◆ **PROMPT**
Restate all of the data exactly.

◆ **MATERIAL FOR THE TASK**
* * *

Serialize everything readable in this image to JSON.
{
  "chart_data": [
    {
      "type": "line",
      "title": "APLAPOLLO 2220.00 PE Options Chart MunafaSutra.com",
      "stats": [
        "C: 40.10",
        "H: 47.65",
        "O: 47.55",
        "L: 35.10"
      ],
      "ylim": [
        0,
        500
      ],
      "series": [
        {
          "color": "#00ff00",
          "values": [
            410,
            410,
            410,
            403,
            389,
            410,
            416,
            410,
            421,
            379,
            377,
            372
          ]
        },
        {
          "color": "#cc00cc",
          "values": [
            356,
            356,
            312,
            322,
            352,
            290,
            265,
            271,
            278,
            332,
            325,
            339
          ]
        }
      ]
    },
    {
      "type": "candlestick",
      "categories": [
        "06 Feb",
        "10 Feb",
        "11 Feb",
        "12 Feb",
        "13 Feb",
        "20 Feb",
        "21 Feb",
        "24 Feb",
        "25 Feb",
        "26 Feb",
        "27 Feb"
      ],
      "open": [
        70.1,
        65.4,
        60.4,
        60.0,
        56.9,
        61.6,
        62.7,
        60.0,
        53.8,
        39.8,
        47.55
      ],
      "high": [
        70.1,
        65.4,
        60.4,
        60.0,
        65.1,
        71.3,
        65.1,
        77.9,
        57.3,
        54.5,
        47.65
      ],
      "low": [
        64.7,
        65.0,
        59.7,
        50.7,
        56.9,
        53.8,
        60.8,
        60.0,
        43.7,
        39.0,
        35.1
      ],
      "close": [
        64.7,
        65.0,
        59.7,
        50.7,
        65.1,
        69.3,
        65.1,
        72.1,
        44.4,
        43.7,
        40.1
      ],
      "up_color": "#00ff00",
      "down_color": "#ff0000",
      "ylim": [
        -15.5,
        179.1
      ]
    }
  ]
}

* * *

◆ **FINAL ANSWER**
Serialize everything readable in this image to JSON.
{
  "chart_data": [
    {
      "type": "line",
      "title": "APLAPOLLO 2220.00 PE Options Chart MunafaSutra.com",
      "stats": [
        "C: 40.10",
        "H: 47.65",
        "O: 47.55",
        "L: 35.10"
      ],
      "ylim": [
        0,
        500
      ],
      "series": [
        {
          "color": "#00ff00",
          "values": [
            410,
            410,
            410,
            403,
            389,
            410,
            416,
            410,
            421,
            379,
            377,
            372
          ]
        },
        {
          "color": "#cc00cc",
          "values": [
            356,
            356,
            312,
            322,
            352,
            290,
            265,
            271,
            278,
            332,
            325,
            339
          ]
        }
      ]
    },
    {
      "type": "candlestick",
      "categories": [
        "06 Feb",
        "10 Feb",
        "11 Feb",
        "12 Feb",
        "13 Feb",
        "20 Feb",
        "21 Feb",
        "24 Feb",
        "25 Feb",
        "26 Feb",
        "27 Feb"
      ],
      "open": [
        70.1,
        65.4,
        60.4,
        60.0,
        56.9,
        61.6,
        62.7,
        60.0,
        53.8,
        39.8,
        47.55
      ],
      "high": [
        70.1,
        65.4,
        60.4,
        60.0,
        65.1,
        71.3,
        65.1,
        77.9,
        57.3,
        54.5,
        47.65
      ],
      "low": [
        64.7,
        65.0,
        59.7,
        50.7,
        56.9,
        53.8,
        60.8,
        60.0,
        43.7,
        39.0,
        35.1
      ],
      "close": [
        64.7,
        65.0,
        59.7,
        50.7,
        65.1,
        69.3,
        65.1,
        72.1,
        44.4,
        43.7,
        40.1
      ],
      "up_color": "#00ff00",
      "down_color": "#ff0000",
      "ylim": [
        -15.5,
        179.1
      ]
    }
  ]
}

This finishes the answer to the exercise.